* _Task prompt_: Each record below should appear again exactly as written.

[Dataset excerpts]

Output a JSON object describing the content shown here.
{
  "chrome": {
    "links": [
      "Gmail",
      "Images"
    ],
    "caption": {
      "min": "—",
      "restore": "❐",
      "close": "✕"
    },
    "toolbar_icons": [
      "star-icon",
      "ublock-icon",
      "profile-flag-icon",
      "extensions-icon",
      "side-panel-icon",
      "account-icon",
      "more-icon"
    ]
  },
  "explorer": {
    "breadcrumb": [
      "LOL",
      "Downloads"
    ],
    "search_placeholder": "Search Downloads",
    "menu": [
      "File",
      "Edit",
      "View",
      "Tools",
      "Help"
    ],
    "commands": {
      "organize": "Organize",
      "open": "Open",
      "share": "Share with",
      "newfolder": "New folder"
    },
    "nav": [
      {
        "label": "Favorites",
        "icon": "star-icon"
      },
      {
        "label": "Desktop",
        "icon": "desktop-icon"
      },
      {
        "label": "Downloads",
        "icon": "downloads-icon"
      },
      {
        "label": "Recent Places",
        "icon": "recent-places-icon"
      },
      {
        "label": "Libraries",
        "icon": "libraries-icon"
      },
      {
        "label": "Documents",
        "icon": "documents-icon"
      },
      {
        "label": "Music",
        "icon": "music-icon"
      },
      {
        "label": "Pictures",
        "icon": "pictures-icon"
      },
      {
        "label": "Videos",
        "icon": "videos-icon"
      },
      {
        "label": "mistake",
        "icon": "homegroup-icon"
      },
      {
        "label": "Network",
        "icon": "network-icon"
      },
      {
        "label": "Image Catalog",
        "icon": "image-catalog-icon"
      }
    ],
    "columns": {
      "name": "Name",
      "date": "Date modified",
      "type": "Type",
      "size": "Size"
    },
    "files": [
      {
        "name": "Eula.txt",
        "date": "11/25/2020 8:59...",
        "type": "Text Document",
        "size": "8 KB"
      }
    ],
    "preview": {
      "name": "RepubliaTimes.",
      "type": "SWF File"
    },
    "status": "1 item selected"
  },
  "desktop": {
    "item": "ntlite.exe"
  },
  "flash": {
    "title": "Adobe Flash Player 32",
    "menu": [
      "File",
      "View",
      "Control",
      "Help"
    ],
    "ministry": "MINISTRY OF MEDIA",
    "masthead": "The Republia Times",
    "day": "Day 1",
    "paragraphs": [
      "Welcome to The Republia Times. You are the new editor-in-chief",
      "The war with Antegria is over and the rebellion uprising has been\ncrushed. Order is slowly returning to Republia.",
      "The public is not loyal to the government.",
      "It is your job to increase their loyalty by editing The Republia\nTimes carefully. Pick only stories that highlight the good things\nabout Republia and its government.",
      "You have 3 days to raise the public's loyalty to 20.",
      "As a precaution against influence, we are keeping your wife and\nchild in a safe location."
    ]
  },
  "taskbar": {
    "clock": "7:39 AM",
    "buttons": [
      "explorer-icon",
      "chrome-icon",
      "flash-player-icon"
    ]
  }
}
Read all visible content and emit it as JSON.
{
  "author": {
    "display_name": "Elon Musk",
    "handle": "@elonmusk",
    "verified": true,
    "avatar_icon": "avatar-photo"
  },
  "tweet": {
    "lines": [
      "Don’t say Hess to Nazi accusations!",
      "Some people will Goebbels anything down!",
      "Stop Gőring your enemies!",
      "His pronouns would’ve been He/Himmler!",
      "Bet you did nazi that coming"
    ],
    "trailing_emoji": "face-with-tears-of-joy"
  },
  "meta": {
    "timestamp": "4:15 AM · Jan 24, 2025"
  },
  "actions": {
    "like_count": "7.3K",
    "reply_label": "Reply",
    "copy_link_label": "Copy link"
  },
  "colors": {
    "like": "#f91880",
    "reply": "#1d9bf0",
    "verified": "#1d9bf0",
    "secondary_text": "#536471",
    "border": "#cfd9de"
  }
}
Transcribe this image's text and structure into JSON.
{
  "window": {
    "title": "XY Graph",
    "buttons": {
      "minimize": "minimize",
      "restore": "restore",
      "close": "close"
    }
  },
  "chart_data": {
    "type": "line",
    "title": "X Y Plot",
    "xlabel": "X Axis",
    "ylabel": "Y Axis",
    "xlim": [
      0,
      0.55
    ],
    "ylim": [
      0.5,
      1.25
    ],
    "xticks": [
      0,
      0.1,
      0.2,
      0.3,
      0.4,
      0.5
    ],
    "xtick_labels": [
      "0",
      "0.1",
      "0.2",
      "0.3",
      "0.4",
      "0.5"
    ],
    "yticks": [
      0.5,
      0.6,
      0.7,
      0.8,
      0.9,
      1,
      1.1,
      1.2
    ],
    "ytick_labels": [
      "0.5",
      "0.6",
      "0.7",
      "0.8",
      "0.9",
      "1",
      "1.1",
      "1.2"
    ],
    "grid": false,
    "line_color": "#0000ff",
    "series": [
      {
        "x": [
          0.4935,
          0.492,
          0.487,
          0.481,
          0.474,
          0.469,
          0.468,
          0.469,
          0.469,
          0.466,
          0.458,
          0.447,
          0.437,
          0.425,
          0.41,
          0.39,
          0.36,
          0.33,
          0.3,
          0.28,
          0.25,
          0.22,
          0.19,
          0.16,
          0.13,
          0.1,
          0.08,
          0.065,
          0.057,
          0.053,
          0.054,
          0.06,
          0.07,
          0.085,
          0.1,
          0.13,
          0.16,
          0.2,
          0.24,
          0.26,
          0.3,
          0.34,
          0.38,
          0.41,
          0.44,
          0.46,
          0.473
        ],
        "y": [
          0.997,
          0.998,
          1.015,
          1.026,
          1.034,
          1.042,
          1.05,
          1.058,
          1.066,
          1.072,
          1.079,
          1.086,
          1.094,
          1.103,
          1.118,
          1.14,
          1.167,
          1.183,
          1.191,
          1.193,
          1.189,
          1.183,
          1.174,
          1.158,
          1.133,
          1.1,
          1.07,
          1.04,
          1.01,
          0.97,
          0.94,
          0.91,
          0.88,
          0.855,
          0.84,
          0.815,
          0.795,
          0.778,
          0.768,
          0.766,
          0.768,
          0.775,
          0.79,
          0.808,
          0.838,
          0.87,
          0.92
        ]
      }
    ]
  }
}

* _Solved problem_:
Output a JSON object describing the content shown here.
{
  "chrome": {
    "links": [
      "Gmail",
      "Images"
    ],
    "caption": {
      "min": "—",
      "restore": "❐",
      "close": "✕"
    },
    "toolbar_icons": [
      "star-icon",
      "ublock-icon",
      "profile-flag-icon",
      "extensions-icon",
      "side-panel-icon",
      "account-icon",
      "more-icon"
    ]
  },
  "explorer": {
    "breadcrumb": [
      "LOL",
      "Downloads"
    ],
    "search_placeholder": "Search Downloads",
    "menu": [
      "File",
      "Edit",
      "View",
      "Tools",
      "Help"
    ],
    "commands": {
      "organize": "Organize",
      "open": "Open",
      "share": "Share with",
      "newfolder": "New folder"
    },
    "nav": [
      {
        "label": "Favorites",
        "icon": "star-icon"
      },
      {
        "label": "Desktop",
        "icon": "desktop-icon"
      },
      {
        "label": "Downloads",
        "icon": "downloads-icon"
      },
      {
        "label": "Recent Places",
        "icon": "recent-places-icon"
      },
      {
        "label": "Libraries",
        "icon": "libraries-icon"
      },
      {
        "label": "Documents",
        "icon": "documents-icon"
      },
      {
        "label": "Music",
        "icon": "music-icon"
      },
      {
        "label": "Pictures",
        "icon": "pictures-icon"
      },
      {
        "label": "Videos",
        "icon": "videos-icon"
      },
      {
        "label": "mistake",
        "icon": "homegroup-icon"
      },
      {
        "label": "Network",
        "icon": "network-icon"
      },
      {
        "label": "Image Catalog",
        "icon": "image-catalog-icon"
      }
    ],
    "columns": {
      "name": "Name",
      "date": "Date modified",
      "type": "Type",
      "size": "Size"
    },
    "files": [
      {
        "name": "Eula.txt",
        "date": "11/25/2020 8:59...",
        "type": "Text Document",
        "size": "8 KB"
      }
    ],
    "preview": {
      "name": "RepubliaTimes.",
      "type": "SWF File"
    },
    "status": "1 item selected"
  },
  "desktop": {
    "item": "ntlite.exe"
  },
  "flash": {
    "title": "Adobe Flash Player 32",
    "menu": [
      "File",
      "View",
      "Control",
      "Help"
    ],
    "ministry": "MINISTRY OF MEDIA",
    "masthead": "The Republia Times",
    "day": "Day 1",
    "paragraphs": [
      "Welcome to The Republia Times. You are the new editor-in-chief",
      "The war with Antegria is over and the rebellion uprising has been\ncrushed. Order is slowly returning to Republia.",
      "The public is not loyal to the government.",
      "It is your job to increase their loyalty by editing The Republia\nTimes carefully. Pick only stories that highlight the good things\nabout Republia and its government.",
      "You have 3 days to raise the public's loyalty to 20.",
      "As a precaution against influence, we are keeping your wife and\nchild in a safe location."
    ]
  },
  "taskbar": {
    "clock": "7:39 AM",
    "buttons": [
      "explorer-icon",
      "chrome-icon",
      "flash-player-icon"
    ]
  }
}
Read all visible content and emit it as JSON.
{
  "author": {
    "display_name": "Elon Musk",
    "handle": "@elonmusk",
    "verified": true,
    "avatar_icon": "avatar-photo"
  },
  "tweet": {
    "lines": [
      "Don’t say Hess to Nazi accusations!",
      "Some people will Goebbels anything down!",
      "Stop Gőring your enemies!",
      "His pronouns would’ve been He/Himmler!",
      "Bet you did nazi that coming"
    ],
    "trailing_emoji": "face-with-tears-of-joy"
  },
  "meta": {
    "timestamp": "4:15 AM · Jan 24, 2025"
  },
  "actions": {
    "like_count": "7.3K",
    "reply_label": "Reply",
    "copy_link_label": "Copy link"
  },
  "colors": {
    "like": "#f91880",
    "reply": "#1d9bf0",
    "verified": "#1d9bf0",
    "secondary_text": "#536471",
    "border": "#cfd9de"
  }
}
Transcribe this image's text and structure into JSON.
{
  "window": {
    "title": "XY Graph",
    "buttons": {
      "minimize": "minimize",
      "restore": "restore",
      "close": "close"
    }
  },
  "chart_data": {
    "type": "line",
    "title": "X Y Plot",
    "xlabel": "X Axis",
    "ylabel": "Y Axis",
    "xlim": [
      0,
      0.55
    ],
    "ylim": [
      0.5,
      1.25
    ],
    "xticks": [
      0,
      0.1,
      0.2,
      0.3,
      0.4,
      0.5
    ],
    "xtick_labels": [
      "0",
      "0.1",
      "0.2",
      "0.3",
      "0.4",
      "0.5"
    ],
    "yticks": [
      0.5,
      0.6,
      0.7,
      0.8,
      0.9,
      1,
      1.1,
      1.2
    ],
    "ytick_labels": [
      "0.5",
      "0.6",
      "0.7",
      "0.8",
      "0.9",
      "1",
      "1.1",
      "1.2"
    ],
    "grid": false,
    "line_color": "#0000ff",
    "series": [
      {
        "x": [
          0.4935,
          0.492,
          0.487,
          0.481,
          0.474,
          0.469,
          0.468,
          0.469,
          0.469,
          0.466,
          0.458,
          0.447,
          0.437,
          0.425,
          0.41,
          0.39,
          0.36,
          0.33,
          0.3,
          0.28,
          0.25,
          0.22,
          0.19,
          0.16,
          0.13,
          0.1,
          0.08,
          0.065,
          0.057,
          0.053,
          0.054,
          0.06,
          0.07,
          0.085,
          0.1,
          0.13,
          0.16,
          0.2,
          0.24,
          0.26,
          0.3,
          0.34,
          0.38,
          0.41,
          0.44,
          0.46,
          0.473
        ],
        "y": [
          0.997,
          0.998,
          1.015,
          1.026,
          1.034,
          1.042,
          1.05,
          1.058,
          1.066,
          1.072,
          1.079,
          1.086,
          1.094,
          1.103,
          1.118,
          1.14,
          1.167,
          1.183,
          1.191,
          1.193,
          1.189,
          1.183,
          1.174,
          1.158,
          1.133,
          1.1,
          1.07,
          1.04,
          1.01,
          0.97,
          0.94,
          0.91,
          0.88,
          0.855,
          0.84,
          0.815,
          0.795,
          0.778,
          0.768,
          0.766,
          0.768,
          0.775,
          0.79,
          0.808,
          0.838,
          0.87,
          0.92
        ]
      }
    ]
  }
}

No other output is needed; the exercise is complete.